- Set task
Output every record below exactly as it appears.

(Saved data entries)

═══

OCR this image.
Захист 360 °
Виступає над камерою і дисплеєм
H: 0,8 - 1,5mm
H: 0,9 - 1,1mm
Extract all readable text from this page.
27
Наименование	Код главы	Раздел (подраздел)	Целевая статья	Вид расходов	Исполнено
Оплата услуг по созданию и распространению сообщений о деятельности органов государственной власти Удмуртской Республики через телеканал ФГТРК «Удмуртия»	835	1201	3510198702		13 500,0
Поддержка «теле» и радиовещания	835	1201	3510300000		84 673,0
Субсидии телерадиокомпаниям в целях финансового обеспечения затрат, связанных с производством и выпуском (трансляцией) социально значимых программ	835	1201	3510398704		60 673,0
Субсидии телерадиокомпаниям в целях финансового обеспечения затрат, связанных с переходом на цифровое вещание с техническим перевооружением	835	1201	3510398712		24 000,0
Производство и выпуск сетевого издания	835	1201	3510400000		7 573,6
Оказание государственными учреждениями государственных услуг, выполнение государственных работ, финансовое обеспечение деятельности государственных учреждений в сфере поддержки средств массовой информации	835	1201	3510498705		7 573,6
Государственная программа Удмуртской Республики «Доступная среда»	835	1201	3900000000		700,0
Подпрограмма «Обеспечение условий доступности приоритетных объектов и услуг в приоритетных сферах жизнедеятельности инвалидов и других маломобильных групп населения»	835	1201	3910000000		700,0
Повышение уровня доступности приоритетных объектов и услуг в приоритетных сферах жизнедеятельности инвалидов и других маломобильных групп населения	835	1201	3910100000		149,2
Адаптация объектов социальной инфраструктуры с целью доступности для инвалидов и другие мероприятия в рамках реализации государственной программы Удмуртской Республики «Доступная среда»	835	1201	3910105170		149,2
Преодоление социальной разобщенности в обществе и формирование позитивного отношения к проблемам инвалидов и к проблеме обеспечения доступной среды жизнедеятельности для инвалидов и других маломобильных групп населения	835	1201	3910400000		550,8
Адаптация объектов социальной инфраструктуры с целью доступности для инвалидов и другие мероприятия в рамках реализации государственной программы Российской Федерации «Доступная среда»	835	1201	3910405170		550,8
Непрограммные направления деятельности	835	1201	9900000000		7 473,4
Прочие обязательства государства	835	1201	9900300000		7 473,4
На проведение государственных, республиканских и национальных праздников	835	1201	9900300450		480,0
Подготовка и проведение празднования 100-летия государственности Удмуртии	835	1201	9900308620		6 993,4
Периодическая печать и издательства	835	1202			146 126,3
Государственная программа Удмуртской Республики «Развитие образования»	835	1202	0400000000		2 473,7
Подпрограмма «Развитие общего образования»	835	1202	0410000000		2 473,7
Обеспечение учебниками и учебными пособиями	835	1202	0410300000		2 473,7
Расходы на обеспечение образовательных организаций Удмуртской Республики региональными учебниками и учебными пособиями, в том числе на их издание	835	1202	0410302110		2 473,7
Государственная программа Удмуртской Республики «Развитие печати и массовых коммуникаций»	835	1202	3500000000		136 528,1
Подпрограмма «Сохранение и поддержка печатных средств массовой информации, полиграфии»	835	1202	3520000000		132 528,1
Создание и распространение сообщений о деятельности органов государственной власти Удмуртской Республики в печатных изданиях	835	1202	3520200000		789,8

═══

- Final result
OCR this image.
Захист 360 °
Виступає над камерою і дисплеєм
H: 0,8 - 1,5mm
H: 0,9 - 1,1mm
Extract all readable text from this page.
27
Наименование	Код главы	Раздел (подраздел)	Целевая статья	Вид расходов	Исполнено
Оплата услуг по созданию и распространению сообщений о деятельности органов государственной власти Удмуртской Республики через телеканал ФГТРК «Удмуртия»	835	1201	3510198702		13 500,0
Поддержка «теле» и радиовещания	835	1201	3510300000		84 673,0
Субсидии телерадиокомпаниям в целях финансового обеспечения затрат, связанных с производством и выпуском (трансляцией) социально значимых программ	835	1201	3510398704		60 673,0
Субсидии телерадиокомпаниям в целях финансового обеспечения затрат, связанных с переходом на цифровое вещание с техническим перевооружением	835	1201	3510398712		24 000,0
Производство и выпуск сетевого издания	835	1201	3510400000		7 573,6
Оказание государственными учреждениями государственных услуг, выполнение государственных работ, финансовое обеспечение деятельности государственных учреждений в сфере поддержки средств массовой информации	835	1201	3510498705		7 573,6
Государственная программа Удмуртской Республики «Доступная среда»	835	1201	3900000000		700,0
Подпрограмма «Обеспечение условий доступности приоритетных объектов и услуг в приоритетных сферах жизнедеятельности инвалидов и других маломобильных групп населения»	835	1201	3910000000		700,0
Повышение уровня доступности приоритетных объектов и услуг в приоритетных сферах жизнедеятельности инвалидов и других маломобильных групп населения	835	1201	3910100000		149,2
Адаптация объектов социальной инфраструктуры с целью доступности для инвалидов и другие мероприятия в рамках реализации государственной программы Удмуртской Республики «Доступная среда»	835	1201	3910105170		149,2
Преодоление социальной разобщенности в обществе и формирование позитивного отношения к проблемам инвалидов и к проблеме обеспечения доступной среды жизнедеятельности для инвалидов и других маломобильных групп населения	835	1201	3910400000		550,8
Адаптация объектов социальной инфраструктуры с целью доступности для инвалидов и другие мероприятия в рамках реализации государственной программы Российской Федерации «Доступная среда»	835	1201	3910405170		550,8
Непрограммные направления деятельности	835	1201	9900000000		7 473,4
Прочие обязательства государства	835	1201	9900300000		7 473,4
На проведение государственных, республиканских и национальных праздников	835	1201	9900300450		480,0
Подготовка и проведение празднования 100-летия государственности Удмуртии	835	1201	9900308620		6 993,4
Периодическая печать и издательства	835	1202			146 126,3
Государственная программа Удмуртской Республики «Развитие образования»	835	1202	0400000000		2 473,7
Подпрограмма «Развитие общего образования»	835	1202	0410000000		2 473,7
Обеспечение учебниками и учебными пособиями	835	1202	0410300000		2 473,7
Расходы на обеспечение образовательных организаций Удмуртской Республики региональными учебниками и учебными пособиями, в том числе на их издание	835	1202	0410302110		2 473,7
Государственная программа Удмуртской Республики «Развитие печати и массовых коммуникаций»	835	1202	3500000000		136 528,1
Подпрограмма «Сохранение и поддержка печатных средств массовой информации, полиграфии»	835	1202	3520000000		132 528,1
Создание и распространение сообщений о деятельности органов государственной власти Удмуртской Республики в печатных изданиях	835	1202	3520200000		789,8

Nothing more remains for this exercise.